WHAT NEEDS TO BE DONE — Read through the data and report every line in which the word "this" occurs.

Extracts from a graphics dataset —
◇ ◇ ◇

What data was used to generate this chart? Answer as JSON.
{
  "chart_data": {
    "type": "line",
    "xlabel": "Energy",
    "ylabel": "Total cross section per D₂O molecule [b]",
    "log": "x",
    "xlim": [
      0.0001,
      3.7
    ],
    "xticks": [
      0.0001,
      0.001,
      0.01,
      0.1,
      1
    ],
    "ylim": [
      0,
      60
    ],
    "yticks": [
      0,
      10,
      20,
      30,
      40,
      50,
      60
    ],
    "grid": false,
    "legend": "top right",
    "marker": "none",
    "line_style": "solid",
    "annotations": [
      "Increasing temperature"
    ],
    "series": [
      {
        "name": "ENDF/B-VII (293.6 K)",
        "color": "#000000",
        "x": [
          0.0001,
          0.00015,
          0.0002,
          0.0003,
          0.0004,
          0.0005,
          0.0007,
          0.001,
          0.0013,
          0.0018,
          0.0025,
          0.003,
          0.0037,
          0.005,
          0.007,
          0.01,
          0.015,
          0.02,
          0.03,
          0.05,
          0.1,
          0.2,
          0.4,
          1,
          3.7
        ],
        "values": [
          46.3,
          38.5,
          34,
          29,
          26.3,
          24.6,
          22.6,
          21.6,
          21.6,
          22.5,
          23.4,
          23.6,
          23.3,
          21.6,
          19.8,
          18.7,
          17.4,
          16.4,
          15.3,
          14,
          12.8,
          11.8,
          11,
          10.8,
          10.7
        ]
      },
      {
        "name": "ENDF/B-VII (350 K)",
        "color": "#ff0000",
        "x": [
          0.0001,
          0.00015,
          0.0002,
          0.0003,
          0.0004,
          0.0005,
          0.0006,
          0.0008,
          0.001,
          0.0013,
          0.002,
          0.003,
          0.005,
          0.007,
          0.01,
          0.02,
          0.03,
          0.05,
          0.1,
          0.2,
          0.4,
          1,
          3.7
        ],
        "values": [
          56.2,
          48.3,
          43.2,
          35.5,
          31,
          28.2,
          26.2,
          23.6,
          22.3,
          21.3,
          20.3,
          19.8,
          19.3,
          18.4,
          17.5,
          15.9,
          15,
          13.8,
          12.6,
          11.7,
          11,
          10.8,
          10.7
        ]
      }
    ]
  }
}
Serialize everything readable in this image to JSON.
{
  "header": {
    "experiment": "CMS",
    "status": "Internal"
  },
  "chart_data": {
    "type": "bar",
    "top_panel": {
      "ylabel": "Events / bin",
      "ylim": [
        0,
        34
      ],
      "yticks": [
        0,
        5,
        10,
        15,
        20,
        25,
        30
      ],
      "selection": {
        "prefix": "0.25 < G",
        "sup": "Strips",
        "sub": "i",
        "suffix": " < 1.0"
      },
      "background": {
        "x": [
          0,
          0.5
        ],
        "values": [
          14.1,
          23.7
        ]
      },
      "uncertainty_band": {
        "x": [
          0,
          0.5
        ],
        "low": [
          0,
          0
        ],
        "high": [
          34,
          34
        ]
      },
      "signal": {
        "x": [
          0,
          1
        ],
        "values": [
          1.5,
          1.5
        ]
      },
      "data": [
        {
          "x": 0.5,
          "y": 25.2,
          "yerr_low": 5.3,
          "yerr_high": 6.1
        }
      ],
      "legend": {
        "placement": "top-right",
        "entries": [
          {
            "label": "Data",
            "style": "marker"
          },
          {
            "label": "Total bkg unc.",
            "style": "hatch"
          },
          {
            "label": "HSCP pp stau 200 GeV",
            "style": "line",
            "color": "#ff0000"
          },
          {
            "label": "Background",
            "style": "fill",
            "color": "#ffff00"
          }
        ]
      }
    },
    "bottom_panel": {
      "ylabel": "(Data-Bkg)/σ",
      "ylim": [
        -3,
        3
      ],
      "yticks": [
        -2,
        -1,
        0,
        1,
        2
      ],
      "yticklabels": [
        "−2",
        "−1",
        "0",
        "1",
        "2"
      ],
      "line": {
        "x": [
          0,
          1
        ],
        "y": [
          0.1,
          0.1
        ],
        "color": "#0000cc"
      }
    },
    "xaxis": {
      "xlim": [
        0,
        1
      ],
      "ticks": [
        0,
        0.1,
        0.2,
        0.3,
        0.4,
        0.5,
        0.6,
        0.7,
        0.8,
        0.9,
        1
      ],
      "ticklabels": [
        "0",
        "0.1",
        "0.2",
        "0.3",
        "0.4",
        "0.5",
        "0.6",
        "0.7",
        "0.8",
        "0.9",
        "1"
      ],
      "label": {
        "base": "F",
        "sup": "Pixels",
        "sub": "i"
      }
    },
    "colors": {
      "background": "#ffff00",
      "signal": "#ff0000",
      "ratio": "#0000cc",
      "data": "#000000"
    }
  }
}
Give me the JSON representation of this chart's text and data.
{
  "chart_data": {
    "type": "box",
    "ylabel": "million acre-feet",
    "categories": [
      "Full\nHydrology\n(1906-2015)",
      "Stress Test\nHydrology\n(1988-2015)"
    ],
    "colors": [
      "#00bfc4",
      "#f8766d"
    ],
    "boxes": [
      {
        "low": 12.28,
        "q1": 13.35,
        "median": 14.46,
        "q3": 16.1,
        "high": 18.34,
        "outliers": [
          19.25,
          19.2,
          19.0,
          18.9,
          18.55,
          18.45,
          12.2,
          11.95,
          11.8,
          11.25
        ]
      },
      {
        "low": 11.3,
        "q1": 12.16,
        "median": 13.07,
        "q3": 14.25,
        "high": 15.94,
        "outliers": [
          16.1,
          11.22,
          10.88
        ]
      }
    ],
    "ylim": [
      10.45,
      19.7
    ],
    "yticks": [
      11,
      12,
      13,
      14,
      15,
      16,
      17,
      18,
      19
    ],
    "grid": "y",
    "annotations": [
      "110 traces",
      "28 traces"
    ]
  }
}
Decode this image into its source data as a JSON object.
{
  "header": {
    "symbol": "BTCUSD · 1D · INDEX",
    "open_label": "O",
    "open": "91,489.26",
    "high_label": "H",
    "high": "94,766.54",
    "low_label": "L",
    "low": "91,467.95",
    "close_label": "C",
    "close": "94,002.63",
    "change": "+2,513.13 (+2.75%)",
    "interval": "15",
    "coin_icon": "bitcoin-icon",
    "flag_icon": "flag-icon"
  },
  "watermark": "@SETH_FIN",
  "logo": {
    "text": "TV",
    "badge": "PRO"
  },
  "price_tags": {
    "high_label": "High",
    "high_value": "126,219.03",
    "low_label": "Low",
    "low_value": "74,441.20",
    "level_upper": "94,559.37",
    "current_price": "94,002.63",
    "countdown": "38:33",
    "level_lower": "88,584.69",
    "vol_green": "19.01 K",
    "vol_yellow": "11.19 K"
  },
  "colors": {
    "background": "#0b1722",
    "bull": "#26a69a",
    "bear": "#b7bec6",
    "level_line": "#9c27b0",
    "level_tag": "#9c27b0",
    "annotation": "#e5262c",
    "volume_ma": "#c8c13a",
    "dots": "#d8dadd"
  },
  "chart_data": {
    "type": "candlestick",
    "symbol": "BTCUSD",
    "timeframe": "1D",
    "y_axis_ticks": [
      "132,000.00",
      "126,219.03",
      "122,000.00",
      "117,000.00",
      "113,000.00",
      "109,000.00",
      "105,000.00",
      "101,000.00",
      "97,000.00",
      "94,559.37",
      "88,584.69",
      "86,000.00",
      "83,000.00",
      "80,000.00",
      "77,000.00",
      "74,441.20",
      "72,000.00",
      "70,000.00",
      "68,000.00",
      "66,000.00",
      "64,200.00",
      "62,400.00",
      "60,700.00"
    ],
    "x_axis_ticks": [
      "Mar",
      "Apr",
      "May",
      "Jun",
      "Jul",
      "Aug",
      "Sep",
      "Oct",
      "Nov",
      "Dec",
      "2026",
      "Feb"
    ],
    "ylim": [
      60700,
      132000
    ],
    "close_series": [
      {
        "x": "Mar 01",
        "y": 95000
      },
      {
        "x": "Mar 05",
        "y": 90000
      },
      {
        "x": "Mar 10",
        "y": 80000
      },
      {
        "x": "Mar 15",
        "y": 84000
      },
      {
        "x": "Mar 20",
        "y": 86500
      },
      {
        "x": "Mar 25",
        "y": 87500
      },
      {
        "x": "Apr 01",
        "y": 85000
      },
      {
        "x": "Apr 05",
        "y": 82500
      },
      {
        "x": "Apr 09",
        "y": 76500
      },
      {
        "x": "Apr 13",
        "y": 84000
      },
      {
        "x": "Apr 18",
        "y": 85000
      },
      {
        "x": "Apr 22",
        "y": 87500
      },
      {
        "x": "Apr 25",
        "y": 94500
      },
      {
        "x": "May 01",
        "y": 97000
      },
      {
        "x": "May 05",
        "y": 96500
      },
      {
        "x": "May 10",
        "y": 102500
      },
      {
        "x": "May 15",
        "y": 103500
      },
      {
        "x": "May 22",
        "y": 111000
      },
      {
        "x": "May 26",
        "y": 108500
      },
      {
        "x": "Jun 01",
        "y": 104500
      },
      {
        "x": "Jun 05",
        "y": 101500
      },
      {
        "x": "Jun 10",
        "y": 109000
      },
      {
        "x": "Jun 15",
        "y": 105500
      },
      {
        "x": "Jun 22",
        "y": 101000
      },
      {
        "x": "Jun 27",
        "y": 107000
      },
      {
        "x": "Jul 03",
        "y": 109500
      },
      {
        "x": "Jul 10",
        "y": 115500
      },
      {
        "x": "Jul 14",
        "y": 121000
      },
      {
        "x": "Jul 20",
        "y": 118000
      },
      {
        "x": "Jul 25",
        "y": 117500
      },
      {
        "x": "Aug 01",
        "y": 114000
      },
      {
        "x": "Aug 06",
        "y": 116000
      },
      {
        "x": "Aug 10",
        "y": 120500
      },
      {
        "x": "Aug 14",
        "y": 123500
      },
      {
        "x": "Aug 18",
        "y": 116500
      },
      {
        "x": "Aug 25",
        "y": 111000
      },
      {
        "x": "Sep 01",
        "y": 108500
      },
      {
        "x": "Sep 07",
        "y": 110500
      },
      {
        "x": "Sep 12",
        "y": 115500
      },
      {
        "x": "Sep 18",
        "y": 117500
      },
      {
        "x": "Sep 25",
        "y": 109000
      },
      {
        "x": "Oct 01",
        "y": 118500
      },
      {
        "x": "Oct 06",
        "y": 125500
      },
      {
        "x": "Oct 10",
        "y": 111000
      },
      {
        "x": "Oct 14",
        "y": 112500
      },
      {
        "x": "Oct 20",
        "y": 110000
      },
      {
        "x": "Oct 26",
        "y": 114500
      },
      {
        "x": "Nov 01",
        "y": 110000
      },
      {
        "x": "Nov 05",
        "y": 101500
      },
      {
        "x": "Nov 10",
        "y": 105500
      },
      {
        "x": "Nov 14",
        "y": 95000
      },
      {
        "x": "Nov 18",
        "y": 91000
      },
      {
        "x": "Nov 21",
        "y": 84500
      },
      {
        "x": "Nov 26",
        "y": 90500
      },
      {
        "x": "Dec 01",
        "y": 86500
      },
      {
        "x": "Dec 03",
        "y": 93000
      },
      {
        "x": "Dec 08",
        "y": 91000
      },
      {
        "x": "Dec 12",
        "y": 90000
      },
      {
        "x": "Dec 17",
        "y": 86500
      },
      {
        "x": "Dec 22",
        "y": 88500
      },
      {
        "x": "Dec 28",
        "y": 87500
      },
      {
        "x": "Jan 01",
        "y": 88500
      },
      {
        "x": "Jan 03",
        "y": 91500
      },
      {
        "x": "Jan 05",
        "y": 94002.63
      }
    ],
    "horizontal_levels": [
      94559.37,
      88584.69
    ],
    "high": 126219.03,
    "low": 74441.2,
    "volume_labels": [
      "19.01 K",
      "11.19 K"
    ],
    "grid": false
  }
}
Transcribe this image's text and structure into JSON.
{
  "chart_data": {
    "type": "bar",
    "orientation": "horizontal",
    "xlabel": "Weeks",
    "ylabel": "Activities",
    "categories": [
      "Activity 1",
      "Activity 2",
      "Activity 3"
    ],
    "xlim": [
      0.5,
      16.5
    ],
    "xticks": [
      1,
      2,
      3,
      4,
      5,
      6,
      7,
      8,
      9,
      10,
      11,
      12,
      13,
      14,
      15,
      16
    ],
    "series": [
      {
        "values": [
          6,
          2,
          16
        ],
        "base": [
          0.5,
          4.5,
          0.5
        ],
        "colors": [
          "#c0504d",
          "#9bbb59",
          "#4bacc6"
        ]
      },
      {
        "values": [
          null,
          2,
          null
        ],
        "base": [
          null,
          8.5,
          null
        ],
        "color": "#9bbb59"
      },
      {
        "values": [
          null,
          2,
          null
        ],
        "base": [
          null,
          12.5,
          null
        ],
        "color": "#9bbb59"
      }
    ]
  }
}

◇ ◇ ◇

REPLY —
What data was used to generate this chart? Answer as JSON.
Serialize everything readable in this image to JSON.
Give me the JSON representation of this chart's text and data.
Decode this image into its source data as a JSON object.
Transcribe this image's text and structure into JSON.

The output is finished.